## What to work on
Can you return, unchanged, the lines from the one that contains "Type out the text in this image." to the last line, with the pictures left out?

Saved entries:
+===+

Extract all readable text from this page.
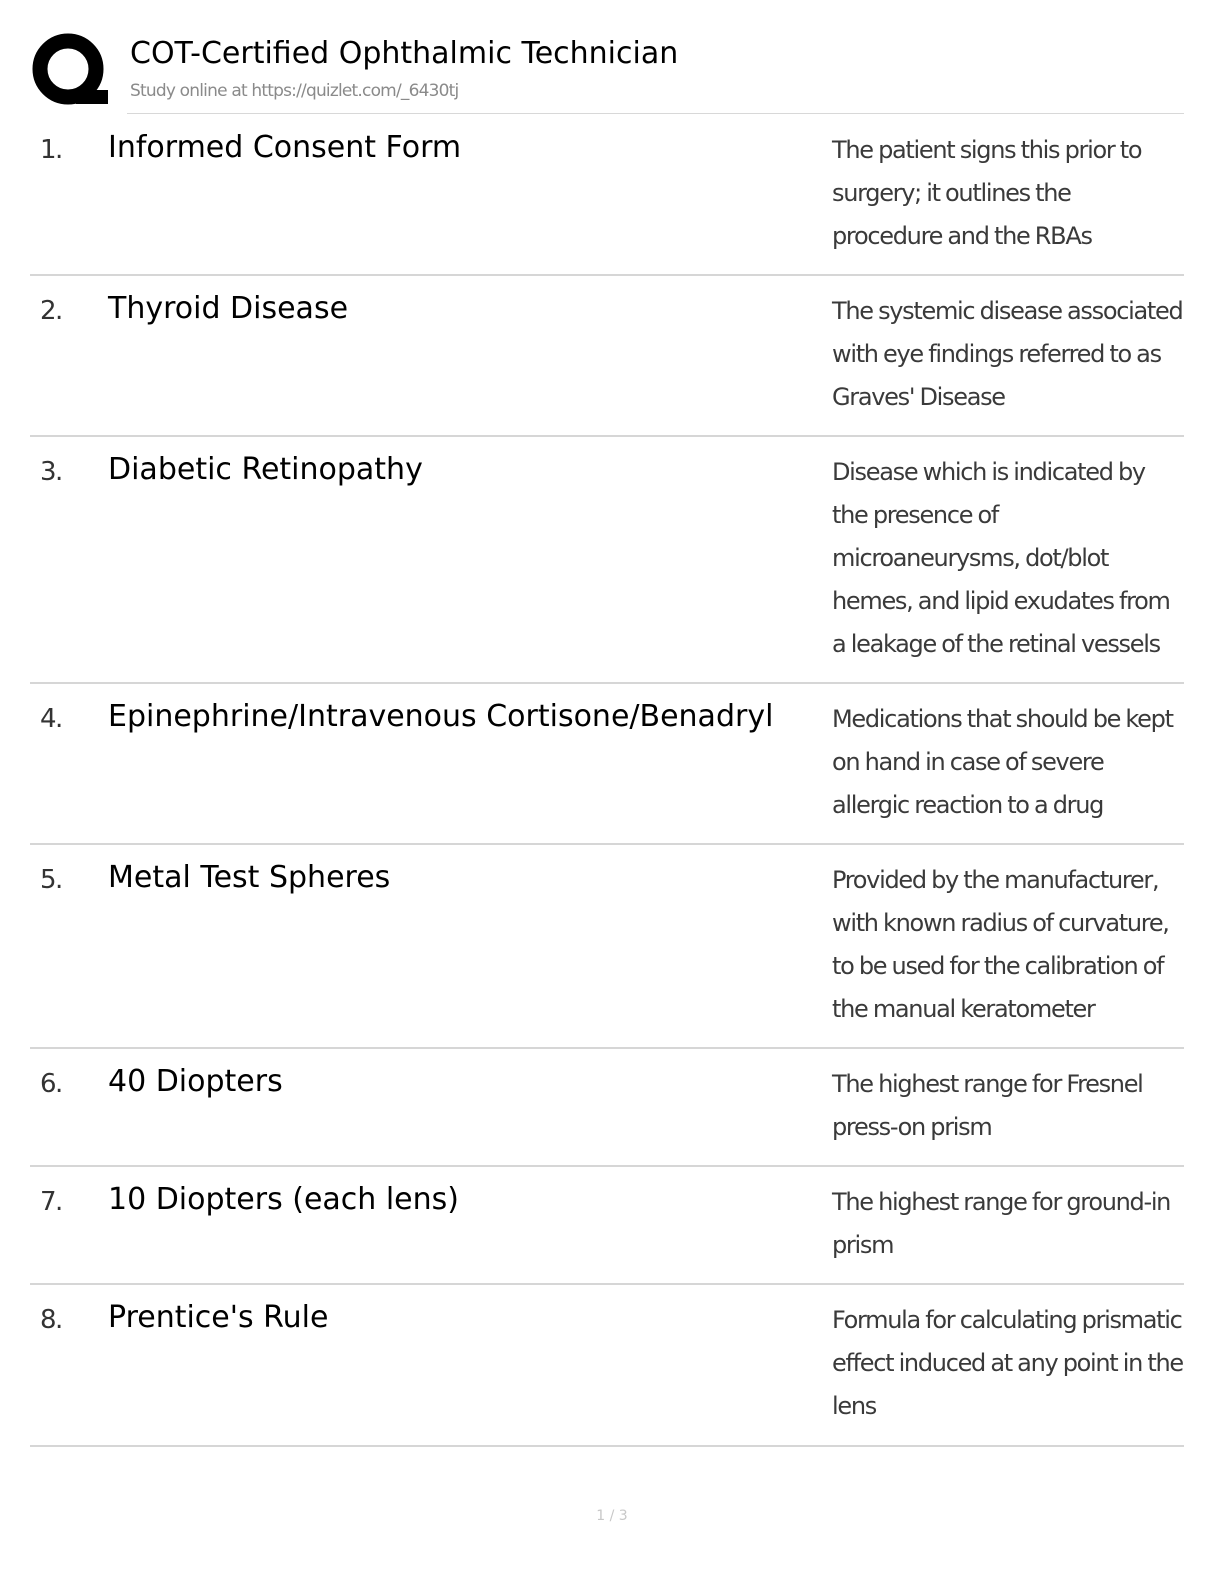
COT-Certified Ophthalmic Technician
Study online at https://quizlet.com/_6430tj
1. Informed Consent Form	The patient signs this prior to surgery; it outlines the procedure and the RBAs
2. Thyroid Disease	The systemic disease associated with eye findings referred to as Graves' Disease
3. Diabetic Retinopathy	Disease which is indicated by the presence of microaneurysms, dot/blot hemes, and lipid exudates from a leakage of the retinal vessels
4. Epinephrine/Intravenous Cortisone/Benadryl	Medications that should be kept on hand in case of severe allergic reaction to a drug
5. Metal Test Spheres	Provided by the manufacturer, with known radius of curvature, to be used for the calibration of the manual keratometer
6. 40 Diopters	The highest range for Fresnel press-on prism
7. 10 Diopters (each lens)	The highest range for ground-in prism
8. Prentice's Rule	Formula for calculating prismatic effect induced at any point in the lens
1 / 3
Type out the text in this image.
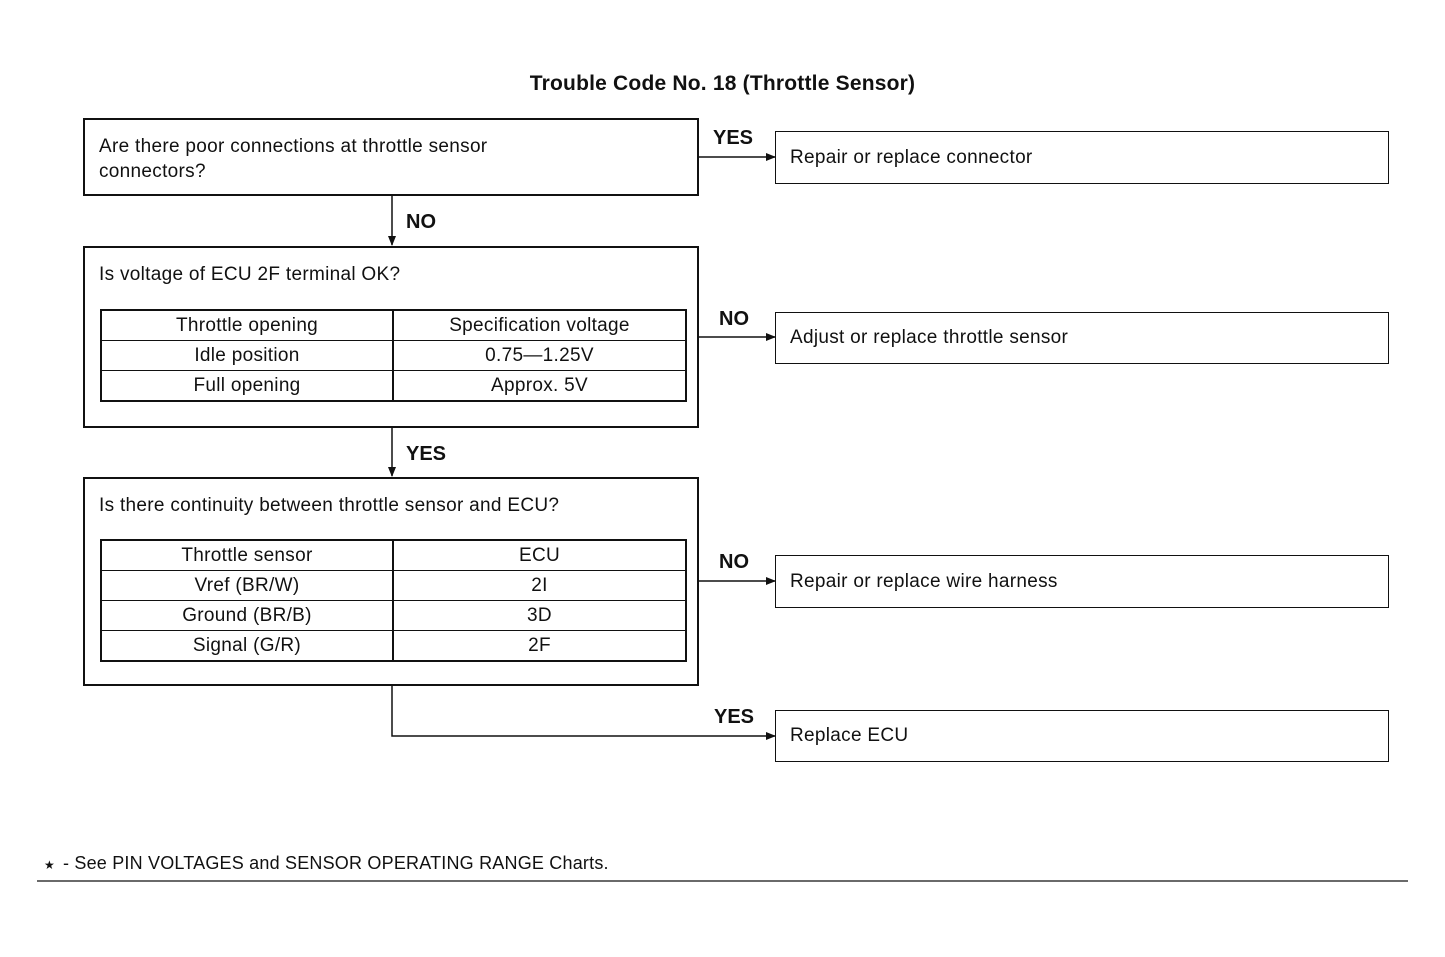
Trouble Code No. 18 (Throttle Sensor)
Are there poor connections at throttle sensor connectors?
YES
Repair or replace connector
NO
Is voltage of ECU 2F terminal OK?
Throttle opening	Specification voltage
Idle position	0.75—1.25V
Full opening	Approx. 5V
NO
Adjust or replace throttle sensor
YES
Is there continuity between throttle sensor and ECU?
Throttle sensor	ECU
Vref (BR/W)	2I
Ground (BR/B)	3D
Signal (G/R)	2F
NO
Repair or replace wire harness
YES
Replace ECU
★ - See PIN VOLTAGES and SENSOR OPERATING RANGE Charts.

+===+

## Complete answer
Type out the text in this image.
Trouble Code No. 18 (Throttle Sensor)
Are there poor connections at throttle sensor connectors?
YES
Repair or replace connector
NO
Is voltage of ECU 2F terminal OK?
Throttle opening	Specification voltage
Idle position	0.75—1.25V
Full opening	Approx. 5V
NO
Adjust or replace throttle sensor
YES
Is there continuity between throttle sensor and ECU?
Throttle sensor	ECU
Vref (BR/W)	2I
Ground (BR/B)	3D
Signal (G/R)	2F
NO
Repair or replace wire harness
YES
Replace ECU
★ - See PIN VOLTAGES and SENSOR OPERATING RANGE Charts.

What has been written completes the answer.